● **PROBLEM DESCRIPTION**: Images are not part of the copy; write out the rest of the data exactly as given.

Collected data entries:
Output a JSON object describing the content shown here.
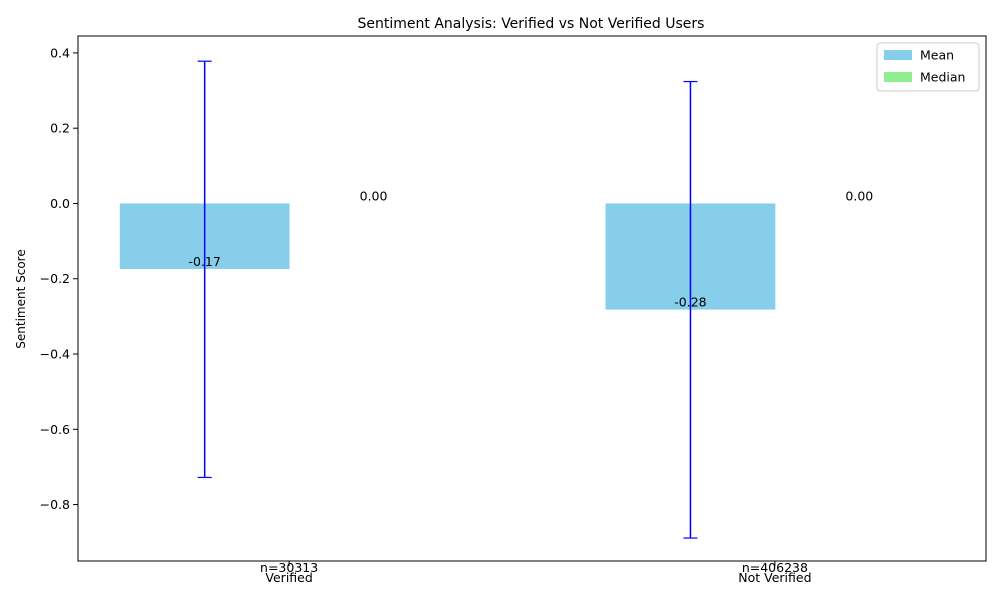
{
  "chart_data": {
    "type": "bar",
    "title": "Sentiment Analysis: Verified vs Not Verified Users",
    "ylabel": "Sentiment Score",
    "xlabel": "",
    "categories": [
      "Verified",
      "Not Verified"
    ],
    "counts": [
      "n=30313",
      "n=406238"
    ],
    "ylim": [
      -0.95,
      0.445
    ],
    "yticks": [
      0.4,
      0.2,
      0.0,
      -0.2,
      -0.4,
      -0.6,
      -0.8
    ],
    "ytick_labels": [
      "0.4",
      "0.2",
      "0.0",
      "−0.2",
      "−0.4",
      "−0.6",
      "−0.8"
    ],
    "series": [
      {
        "name": "Mean",
        "color": "#87ceeb",
        "values": [
          -0.174,
          -0.282
        ],
        "labels": [
          "-0.17",
          "-0.28"
        ],
        "error_bars": [
          [
            -0.728,
            0.378
          ],
          [
            -0.889,
            0.324
          ]
        ],
        "error_color": "#0000ff"
      },
      {
        "name": "Median",
        "color": "#90ee90",
        "values": [
          0.0,
          0.0
        ],
        "labels": [
          "0.00",
          "0.00"
        ]
      }
    ],
    "grid": false,
    "legend_position": "top-right"
  }
}
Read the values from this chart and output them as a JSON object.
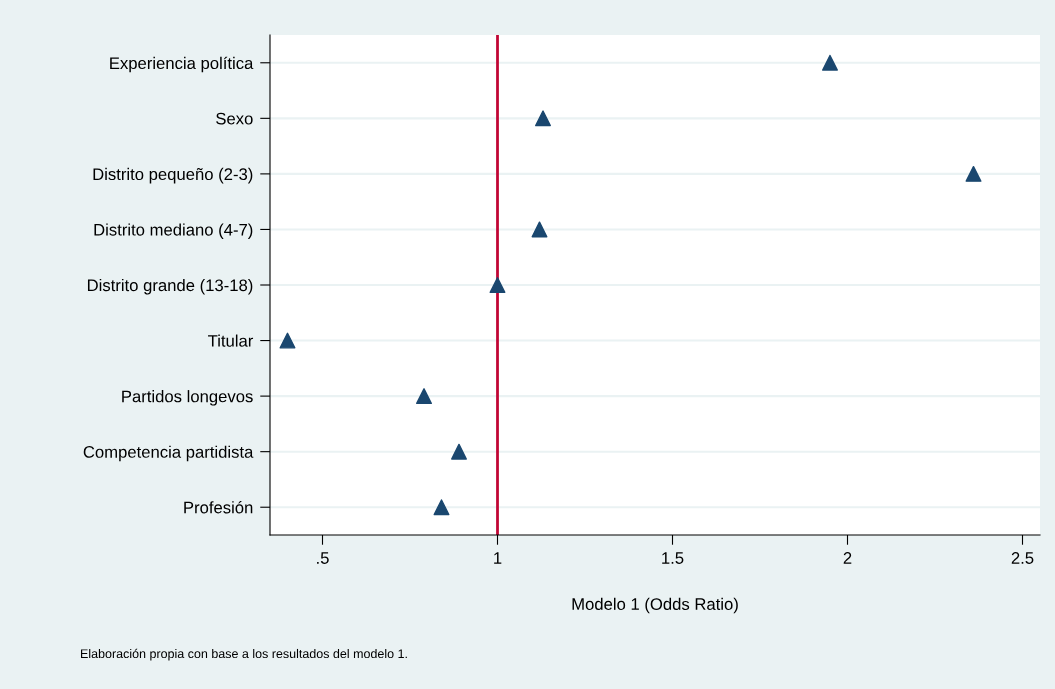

● **SOLUTION BELOW**:
Output a JSON object describing the content shown here.
{
  "chart_data": {
    "type": "bar",
    "title": "Sentiment Analysis: Verified vs Not Verified Users",
    "ylabel": "Sentiment Score",
    "xlabel": "",
    "categories": [
      "Verified",
      "Not Verified"
    ],
    "counts": [
      "n=30313",
      "n=406238"
    ],
    "ylim": [
      -0.95,
      0.445
    ],
    "yticks": [
      0.4,
      0.2,
      0.0,
      -0.2,
      -0.4,
      -0.6,
      -0.8
    ],
    "ytick_labels": [
      "0.4",
      "0.2",
      "0.0",
      "−0.2",
      "−0.4",
      "−0.6",
      "−0.8"
    ],
    "series": [
      {
        "name": "Mean",
        "color": "#87ceeb",
        "values": [
          -0.174,
          -0.282
        ],
        "labels": [
          "-0.17",
          "-0.28"
        ],
        "error_bars": [
          [
            -0.728,
            0.378
          ],
          [
            -0.889,
            0.324
          ]
        ],
        "error_color": "#0000ff"
      },
      {
        "name": "Median",
        "color": "#90ee90",
        "values": [
          0.0,
          0.0
        ],
        "labels": [
          "0.00",
          "0.00"
        ]
      }
    ],
    "grid": false,
    "legend_position": "top-right"
  }
}
Read the values from this chart and output them as a JSON object.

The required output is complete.